Directions: For the listing below, give the count of lines containing "marker", and no other text.

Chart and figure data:
------------------------------------------------------------------------

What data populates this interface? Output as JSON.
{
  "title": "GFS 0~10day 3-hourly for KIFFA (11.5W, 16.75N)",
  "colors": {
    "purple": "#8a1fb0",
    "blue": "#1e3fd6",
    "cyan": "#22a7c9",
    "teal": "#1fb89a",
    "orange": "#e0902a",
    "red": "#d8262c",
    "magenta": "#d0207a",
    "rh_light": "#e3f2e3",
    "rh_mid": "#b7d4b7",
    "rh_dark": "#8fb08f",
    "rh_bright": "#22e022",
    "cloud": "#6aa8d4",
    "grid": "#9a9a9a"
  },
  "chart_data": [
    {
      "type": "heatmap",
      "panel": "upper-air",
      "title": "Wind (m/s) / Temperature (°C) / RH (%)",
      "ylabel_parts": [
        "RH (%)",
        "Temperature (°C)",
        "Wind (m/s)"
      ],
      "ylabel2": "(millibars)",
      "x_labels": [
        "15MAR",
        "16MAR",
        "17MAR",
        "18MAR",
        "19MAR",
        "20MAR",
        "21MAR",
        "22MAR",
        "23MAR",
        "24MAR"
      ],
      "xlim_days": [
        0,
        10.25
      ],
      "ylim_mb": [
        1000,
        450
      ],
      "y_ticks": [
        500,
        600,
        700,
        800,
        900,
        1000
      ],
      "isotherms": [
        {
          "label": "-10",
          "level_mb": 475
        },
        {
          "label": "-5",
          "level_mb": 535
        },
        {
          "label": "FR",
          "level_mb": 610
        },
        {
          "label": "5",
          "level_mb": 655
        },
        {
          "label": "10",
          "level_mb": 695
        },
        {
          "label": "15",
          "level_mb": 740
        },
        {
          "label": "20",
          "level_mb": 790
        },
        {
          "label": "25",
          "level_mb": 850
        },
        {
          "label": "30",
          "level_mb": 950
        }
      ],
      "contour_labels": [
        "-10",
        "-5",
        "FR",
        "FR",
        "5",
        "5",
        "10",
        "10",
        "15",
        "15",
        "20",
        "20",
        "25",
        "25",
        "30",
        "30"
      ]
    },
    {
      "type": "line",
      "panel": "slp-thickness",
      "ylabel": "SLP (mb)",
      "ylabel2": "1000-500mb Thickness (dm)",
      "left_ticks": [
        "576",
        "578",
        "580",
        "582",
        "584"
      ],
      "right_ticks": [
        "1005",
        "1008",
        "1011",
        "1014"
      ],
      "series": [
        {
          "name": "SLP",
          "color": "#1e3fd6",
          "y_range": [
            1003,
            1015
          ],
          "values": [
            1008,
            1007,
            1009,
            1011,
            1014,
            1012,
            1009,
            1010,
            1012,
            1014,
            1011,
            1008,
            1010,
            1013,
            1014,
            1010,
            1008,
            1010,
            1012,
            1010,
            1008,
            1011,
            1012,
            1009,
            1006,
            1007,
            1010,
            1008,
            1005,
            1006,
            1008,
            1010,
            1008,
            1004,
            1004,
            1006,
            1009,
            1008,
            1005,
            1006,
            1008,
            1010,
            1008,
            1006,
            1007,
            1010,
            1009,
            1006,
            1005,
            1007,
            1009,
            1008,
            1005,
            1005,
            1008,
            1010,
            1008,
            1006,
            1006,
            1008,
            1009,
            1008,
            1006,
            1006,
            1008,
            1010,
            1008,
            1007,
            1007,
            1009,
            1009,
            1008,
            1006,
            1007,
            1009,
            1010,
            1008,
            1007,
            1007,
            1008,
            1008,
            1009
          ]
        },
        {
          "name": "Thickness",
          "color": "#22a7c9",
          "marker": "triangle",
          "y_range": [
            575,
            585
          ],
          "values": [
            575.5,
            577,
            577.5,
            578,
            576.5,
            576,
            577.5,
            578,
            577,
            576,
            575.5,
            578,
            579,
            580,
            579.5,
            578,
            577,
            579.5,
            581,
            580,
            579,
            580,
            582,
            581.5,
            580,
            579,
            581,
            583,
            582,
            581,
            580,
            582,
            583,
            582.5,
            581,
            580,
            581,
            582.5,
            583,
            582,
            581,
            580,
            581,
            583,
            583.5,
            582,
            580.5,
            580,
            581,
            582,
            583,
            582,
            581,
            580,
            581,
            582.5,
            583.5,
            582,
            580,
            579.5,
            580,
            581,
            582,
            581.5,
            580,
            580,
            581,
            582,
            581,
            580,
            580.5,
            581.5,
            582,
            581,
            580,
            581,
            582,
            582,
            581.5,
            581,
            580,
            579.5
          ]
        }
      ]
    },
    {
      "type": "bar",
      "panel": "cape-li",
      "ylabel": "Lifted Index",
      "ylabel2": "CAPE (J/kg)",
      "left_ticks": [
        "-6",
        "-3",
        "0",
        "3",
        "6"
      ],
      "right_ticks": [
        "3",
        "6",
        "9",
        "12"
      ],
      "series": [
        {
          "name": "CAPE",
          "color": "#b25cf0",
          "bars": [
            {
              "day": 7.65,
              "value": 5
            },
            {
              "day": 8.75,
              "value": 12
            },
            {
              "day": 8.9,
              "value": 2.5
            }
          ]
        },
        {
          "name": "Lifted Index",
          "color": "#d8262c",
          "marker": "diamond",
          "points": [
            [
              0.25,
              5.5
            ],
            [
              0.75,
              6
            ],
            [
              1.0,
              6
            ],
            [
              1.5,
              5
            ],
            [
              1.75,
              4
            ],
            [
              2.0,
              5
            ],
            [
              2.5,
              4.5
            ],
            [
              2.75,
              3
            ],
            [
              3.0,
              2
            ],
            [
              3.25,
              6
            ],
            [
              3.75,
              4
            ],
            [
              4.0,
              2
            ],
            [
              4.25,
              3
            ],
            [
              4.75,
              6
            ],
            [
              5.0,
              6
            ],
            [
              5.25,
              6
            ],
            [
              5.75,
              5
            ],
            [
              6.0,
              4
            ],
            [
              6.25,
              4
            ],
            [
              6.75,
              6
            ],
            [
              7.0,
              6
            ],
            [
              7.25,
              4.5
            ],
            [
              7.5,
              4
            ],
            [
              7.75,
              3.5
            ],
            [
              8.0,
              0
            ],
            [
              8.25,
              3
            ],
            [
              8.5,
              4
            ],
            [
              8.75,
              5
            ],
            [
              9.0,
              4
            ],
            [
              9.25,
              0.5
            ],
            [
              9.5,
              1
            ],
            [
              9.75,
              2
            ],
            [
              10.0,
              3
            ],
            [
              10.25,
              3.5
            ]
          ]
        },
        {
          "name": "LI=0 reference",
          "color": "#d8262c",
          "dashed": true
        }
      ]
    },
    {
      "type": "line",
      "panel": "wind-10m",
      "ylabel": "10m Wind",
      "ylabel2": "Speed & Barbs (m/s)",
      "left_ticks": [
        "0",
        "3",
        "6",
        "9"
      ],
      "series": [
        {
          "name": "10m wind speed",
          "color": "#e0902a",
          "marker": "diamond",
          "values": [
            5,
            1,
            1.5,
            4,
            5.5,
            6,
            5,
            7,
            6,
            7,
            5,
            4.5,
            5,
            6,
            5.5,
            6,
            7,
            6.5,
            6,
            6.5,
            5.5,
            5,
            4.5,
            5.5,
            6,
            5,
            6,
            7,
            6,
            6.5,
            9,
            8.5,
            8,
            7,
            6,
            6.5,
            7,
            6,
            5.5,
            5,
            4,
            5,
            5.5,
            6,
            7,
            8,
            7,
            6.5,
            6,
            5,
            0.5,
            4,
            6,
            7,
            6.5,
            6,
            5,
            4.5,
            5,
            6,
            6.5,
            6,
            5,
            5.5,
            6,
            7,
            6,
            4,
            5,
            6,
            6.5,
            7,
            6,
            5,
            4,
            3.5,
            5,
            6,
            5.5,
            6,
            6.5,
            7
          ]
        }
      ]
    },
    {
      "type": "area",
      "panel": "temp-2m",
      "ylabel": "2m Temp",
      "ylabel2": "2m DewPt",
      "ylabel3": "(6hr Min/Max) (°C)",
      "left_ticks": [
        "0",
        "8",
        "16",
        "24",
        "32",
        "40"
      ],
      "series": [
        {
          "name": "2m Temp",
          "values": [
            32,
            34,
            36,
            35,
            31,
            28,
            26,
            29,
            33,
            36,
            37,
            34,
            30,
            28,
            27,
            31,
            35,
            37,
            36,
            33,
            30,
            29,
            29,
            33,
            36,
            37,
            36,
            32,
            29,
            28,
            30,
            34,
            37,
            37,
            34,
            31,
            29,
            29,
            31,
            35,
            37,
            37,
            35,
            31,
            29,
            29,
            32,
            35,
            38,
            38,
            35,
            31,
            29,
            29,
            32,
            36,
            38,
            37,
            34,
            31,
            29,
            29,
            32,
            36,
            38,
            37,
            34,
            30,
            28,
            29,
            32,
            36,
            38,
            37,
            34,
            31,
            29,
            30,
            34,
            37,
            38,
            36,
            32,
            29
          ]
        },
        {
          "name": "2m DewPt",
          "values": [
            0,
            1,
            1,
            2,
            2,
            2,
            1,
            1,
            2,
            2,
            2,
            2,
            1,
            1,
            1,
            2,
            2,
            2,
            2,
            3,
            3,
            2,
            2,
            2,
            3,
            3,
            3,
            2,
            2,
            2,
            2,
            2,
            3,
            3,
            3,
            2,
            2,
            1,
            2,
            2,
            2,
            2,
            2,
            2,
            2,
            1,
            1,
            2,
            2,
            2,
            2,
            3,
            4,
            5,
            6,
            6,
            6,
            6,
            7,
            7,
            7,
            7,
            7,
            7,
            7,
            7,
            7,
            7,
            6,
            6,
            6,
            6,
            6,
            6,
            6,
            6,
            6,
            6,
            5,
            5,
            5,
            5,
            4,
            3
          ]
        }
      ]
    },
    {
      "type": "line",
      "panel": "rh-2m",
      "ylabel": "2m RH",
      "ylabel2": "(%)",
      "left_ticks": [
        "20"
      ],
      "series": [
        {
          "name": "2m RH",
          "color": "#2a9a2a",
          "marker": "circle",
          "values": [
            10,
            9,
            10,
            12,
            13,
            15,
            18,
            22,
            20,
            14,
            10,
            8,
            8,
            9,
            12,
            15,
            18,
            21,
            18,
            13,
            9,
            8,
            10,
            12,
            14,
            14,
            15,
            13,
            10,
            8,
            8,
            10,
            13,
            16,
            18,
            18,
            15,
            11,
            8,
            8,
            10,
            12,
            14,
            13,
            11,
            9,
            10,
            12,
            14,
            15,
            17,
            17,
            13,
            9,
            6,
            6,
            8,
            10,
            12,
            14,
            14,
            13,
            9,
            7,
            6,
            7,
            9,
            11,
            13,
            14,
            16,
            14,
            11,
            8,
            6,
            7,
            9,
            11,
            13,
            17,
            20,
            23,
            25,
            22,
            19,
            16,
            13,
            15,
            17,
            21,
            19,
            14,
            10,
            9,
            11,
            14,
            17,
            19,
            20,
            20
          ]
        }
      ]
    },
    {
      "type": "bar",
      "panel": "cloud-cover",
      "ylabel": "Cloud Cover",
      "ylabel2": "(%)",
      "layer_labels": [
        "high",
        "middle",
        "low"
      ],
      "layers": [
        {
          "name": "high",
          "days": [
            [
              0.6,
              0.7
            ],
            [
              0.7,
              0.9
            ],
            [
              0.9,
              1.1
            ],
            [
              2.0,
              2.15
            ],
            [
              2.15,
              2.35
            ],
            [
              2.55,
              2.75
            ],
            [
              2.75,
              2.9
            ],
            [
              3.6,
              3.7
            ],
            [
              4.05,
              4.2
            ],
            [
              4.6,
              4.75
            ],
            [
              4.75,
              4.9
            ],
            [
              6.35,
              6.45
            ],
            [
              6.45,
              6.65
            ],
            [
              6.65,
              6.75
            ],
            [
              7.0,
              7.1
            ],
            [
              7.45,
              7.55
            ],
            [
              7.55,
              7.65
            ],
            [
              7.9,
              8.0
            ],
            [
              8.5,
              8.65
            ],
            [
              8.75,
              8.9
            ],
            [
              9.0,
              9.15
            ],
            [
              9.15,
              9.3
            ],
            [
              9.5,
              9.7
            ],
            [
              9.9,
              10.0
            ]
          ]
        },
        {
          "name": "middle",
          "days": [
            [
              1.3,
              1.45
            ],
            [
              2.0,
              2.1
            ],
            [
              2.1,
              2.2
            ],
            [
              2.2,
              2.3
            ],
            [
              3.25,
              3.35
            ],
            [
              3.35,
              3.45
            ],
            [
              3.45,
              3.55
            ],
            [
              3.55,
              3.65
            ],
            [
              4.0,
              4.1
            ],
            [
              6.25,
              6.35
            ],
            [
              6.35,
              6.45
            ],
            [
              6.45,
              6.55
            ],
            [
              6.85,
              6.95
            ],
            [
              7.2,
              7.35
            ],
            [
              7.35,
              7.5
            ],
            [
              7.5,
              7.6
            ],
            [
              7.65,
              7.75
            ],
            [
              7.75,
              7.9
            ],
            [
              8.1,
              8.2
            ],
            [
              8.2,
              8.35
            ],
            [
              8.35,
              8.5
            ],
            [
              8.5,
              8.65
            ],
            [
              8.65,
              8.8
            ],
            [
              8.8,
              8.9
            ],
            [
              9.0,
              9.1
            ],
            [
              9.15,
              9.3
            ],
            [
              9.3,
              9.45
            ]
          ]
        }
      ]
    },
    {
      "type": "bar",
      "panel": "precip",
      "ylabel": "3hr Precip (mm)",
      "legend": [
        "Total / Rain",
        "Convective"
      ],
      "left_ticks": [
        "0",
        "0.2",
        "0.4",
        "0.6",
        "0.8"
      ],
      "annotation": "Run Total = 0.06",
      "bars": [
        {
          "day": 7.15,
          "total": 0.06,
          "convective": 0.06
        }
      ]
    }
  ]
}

------------------------------------------------------------------------

Expected answer: 4